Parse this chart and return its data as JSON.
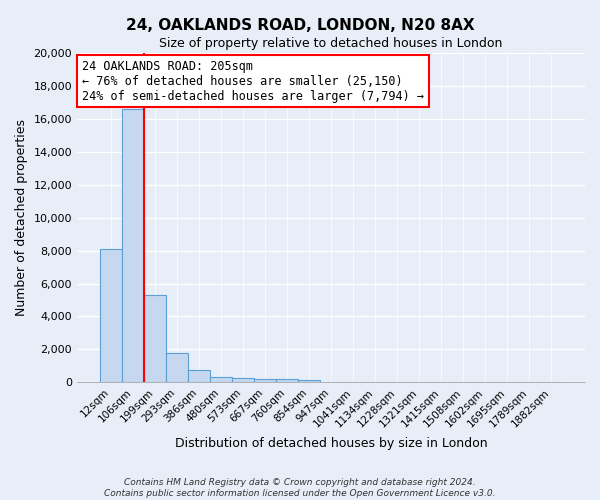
{
  "title": "24, OAKLANDS ROAD, LONDON, N20 8AX",
  "subtitle": "Size of property relative to detached houses in London",
  "xlabel": "Distribution of detached houses by size in London",
  "ylabel": "Number of detached properties",
  "bar_labels": [
    "12sqm",
    "106sqm",
    "199sqm",
    "293sqm",
    "386sqm",
    "480sqm",
    "573sqm",
    "667sqm",
    "760sqm",
    "854sqm",
    "947sqm",
    "1041sqm",
    "1134sqm",
    "1228sqm",
    "1321sqm",
    "1415sqm",
    "1508sqm",
    "1602sqm",
    "1695sqm",
    "1789sqm",
    "1882sqm"
  ],
  "bar_heights": [
    8100,
    16600,
    5300,
    1800,
    750,
    330,
    230,
    220,
    200,
    160,
    0,
    0,
    0,
    0,
    0,
    0,
    0,
    0,
    0,
    0,
    0
  ],
  "bar_color": "#c5d8f0",
  "bar_edge_color": "#5a9fd4",
  "red_line_index": 2,
  "annotation_title": "24 OAKLANDS ROAD: 205sqm",
  "annotation_line1": "← 76% of detached houses are smaller (25,150)",
  "annotation_line2": "24% of semi-detached houses are larger (7,794) →",
  "ylim": [
    0,
    20000
  ],
  "yticks": [
    0,
    2000,
    4000,
    6000,
    8000,
    10000,
    12000,
    14000,
    16000,
    18000,
    20000
  ],
  "footer1": "Contains HM Land Registry data © Crown copyright and database right 2024.",
  "footer2": "Contains public sector information licensed under the Open Government Licence v3.0.",
  "bg_color": "#e8eef8",
  "plot_bg_color": "#e8eef8"
}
════════════════
__Aim__
Apart from the pictures, the entries above are to be repeated in full and exactly.

__Solution to the problem__
Parse this chart and return its data as JSON.
{
  "title": "24, OAKLANDS ROAD, LONDON, N20 8AX",
  "subtitle": "Size of property relative to detached houses in London",
  "xlabel": "Distribution of detached houses by size in London",
  "ylabel": "Number of detached properties",
  "bar_labels": [
    "12sqm",
    "106sqm",
    "199sqm",
    "293sqm",
    "386sqm",
    "480sqm",
    "573sqm",
    "667sqm",
    "760sqm",
    "854sqm",
    "947sqm",
    "1041sqm",
    "1134sqm",
    "1228sqm",
    "1321sqm",
    "1415sqm",
    "1508sqm",
    "1602sqm",
    "1695sqm",
    "1789sqm",
    "1882sqm"
  ],
  "bar_heights": [
    8100,
    16600,
    5300,
    1800,
    750,
    330,
    230,
    220,
    200,
    160,
    0,
    0,
    0,
    0,
    0,
    0,
    0,
    0,
    0,
    0,
    0
  ],
  "bar_color": "#c5d8f0",
  "bar_edge_color": "#5a9fd4",
  "red_line_index": 2,
  "annotation_title": "24 OAKLANDS ROAD: 205sqm",
  "annotation_line1": "← 76% of detached houses are smaller (25,150)",
  "annotation_line2": "24% of semi-detached houses are larger (7,794) →",
  "ylim": [
    0,
    20000
  ],
  "yticks": [
    0,
    2000,
    4000,
    6000,
    8000,
    10000,
    12000,
    14000,
    16000,
    18000,
    20000
  ],
  "footer1": "Contains HM Land Registry data © Crown copyright and database right 2024.",
  "footer2": "Contains public sector information licensed under the Open Government Licence v3.0.",
  "bg_color": "#e8eef8",
  "plot_bg_color": "#e8eef8"
}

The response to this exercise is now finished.